The Mystery of Al Capone's Vaults was broadcast live on April 21, 1986. It was two hours long, including commercials. It was highly anticipated for its potential to reveal great riches or dead bodies on live television. Present were a medical examiner, should bodies be found, and agents from the Internal Revenue Service to collect any of Capone's money. Most of the show comprised a documentary about gangsters and the prohibition era.

When the vault was opened, it contained only dirt and empty bottles, including one Rivera claimed was for moonshine bathtub gin. After several attempts to dig further into the vault, Rivera admitted defeat and voiced his disappointment to the viewers, apologizing as he thanked the excavation team for their efforts. Although it gathered criticism and became infamous for its disappointing ending, the program was the most-watched syndicated television special that year with an estimated audience of 30 million. After the show, Rivera was quoted as saying "seems like we struck out".

LIST OF TASKS:
**a)** In the passage about the Al Capone's Vaults broadcast, why were a medical examiner and Internal Revenue Service agents present? Answer in one to three sentences.
**b)** In the passage about the Al Capone's Vaults broadcast, swap "medical examiner" for "coroner" and rewrite the text from "The Mystery of" to "the prohibition era.".

INFORMATION GIVEN:
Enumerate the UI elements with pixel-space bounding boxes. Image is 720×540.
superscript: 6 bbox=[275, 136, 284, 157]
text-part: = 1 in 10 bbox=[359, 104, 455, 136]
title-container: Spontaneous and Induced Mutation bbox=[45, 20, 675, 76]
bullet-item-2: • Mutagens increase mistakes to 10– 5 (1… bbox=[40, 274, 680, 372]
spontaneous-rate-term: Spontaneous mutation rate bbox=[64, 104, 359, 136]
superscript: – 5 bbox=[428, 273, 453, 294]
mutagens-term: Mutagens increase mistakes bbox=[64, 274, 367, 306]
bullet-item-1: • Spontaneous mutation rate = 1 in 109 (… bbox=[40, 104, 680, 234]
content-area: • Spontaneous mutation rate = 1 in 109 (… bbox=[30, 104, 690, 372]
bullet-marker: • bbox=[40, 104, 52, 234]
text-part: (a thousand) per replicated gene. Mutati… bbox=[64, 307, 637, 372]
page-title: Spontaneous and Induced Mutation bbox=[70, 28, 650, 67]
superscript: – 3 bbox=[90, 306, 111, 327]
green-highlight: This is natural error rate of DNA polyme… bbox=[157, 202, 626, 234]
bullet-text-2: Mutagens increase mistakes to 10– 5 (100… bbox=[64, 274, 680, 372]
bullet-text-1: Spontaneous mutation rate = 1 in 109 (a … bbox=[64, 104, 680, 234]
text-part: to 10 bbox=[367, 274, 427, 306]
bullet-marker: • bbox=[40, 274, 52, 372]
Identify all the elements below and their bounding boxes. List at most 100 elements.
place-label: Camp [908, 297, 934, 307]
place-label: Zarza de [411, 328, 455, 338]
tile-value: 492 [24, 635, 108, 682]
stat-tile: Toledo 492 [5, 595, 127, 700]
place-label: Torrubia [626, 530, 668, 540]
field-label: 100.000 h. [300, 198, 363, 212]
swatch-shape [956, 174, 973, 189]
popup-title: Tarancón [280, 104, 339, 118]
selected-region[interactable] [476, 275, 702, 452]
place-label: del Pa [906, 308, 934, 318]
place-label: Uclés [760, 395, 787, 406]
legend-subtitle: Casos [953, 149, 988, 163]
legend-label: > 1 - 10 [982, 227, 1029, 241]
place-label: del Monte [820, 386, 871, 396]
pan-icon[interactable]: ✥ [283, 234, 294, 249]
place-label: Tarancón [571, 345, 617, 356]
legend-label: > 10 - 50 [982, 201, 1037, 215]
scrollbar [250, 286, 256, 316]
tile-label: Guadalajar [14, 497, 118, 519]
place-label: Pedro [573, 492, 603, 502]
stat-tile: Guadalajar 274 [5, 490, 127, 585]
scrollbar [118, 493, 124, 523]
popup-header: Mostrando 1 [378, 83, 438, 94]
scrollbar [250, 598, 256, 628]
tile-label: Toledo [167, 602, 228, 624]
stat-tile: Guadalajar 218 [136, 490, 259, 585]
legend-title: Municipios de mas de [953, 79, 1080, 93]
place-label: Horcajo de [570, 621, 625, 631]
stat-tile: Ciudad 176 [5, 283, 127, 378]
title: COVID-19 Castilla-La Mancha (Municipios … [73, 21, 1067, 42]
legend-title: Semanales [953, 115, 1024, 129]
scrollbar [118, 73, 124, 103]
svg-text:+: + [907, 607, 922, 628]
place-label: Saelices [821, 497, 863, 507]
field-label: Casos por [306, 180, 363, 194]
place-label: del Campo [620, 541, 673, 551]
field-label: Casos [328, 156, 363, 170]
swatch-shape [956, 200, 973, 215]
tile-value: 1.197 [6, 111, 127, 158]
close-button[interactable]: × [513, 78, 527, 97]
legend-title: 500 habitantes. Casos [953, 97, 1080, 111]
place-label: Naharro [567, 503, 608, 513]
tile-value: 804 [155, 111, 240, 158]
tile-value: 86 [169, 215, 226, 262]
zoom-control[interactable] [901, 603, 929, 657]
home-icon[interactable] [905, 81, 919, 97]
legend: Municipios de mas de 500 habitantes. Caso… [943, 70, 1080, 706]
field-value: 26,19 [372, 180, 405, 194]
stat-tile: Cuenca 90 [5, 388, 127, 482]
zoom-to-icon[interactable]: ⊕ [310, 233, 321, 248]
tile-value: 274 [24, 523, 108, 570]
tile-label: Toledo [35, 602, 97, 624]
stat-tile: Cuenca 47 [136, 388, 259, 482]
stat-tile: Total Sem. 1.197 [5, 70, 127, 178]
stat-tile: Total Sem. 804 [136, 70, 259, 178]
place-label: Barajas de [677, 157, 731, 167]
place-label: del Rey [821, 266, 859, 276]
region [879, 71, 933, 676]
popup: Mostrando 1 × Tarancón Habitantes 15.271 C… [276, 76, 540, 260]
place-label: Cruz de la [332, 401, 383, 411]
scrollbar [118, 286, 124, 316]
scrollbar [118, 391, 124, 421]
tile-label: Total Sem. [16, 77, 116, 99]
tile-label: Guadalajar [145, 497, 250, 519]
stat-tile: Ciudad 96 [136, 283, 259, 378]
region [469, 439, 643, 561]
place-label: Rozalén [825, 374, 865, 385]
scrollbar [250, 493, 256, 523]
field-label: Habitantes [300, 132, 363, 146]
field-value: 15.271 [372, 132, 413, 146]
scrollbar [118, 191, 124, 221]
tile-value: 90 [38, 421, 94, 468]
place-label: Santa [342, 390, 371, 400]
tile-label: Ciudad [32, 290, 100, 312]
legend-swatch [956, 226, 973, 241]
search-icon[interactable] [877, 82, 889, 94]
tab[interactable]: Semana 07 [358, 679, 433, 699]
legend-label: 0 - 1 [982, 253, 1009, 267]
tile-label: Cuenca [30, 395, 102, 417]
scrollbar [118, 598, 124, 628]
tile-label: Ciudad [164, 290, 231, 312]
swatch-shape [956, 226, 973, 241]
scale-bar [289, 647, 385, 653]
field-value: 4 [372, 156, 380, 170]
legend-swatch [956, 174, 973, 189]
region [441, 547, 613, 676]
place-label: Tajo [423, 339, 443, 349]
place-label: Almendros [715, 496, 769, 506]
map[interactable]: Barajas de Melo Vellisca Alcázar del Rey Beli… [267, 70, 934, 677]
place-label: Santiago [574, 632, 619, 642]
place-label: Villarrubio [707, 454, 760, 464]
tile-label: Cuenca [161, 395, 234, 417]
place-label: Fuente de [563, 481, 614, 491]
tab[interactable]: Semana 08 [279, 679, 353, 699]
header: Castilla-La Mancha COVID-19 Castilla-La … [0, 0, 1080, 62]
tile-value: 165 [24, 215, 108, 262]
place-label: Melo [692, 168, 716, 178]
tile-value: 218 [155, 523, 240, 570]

SOLUTION SET:
**a)** A medical examiner was there in case bodies were found in the vault. Internal Revenue Service agents were there to collect any of Capone's money that turned up.

**b)**
The Mystery of Al Capone's Vaults was broadcast live on April 21, 1986. It was two hours long, including commercials. It was highly anticipated for its potential to reveal great riches or dead bodies on live television. Present were a coroner, should bodies be found, and agents from the Internal Revenue Service to collect any of Capone's money. Most of the show comprised a documentary about gangsters and the prohibition era.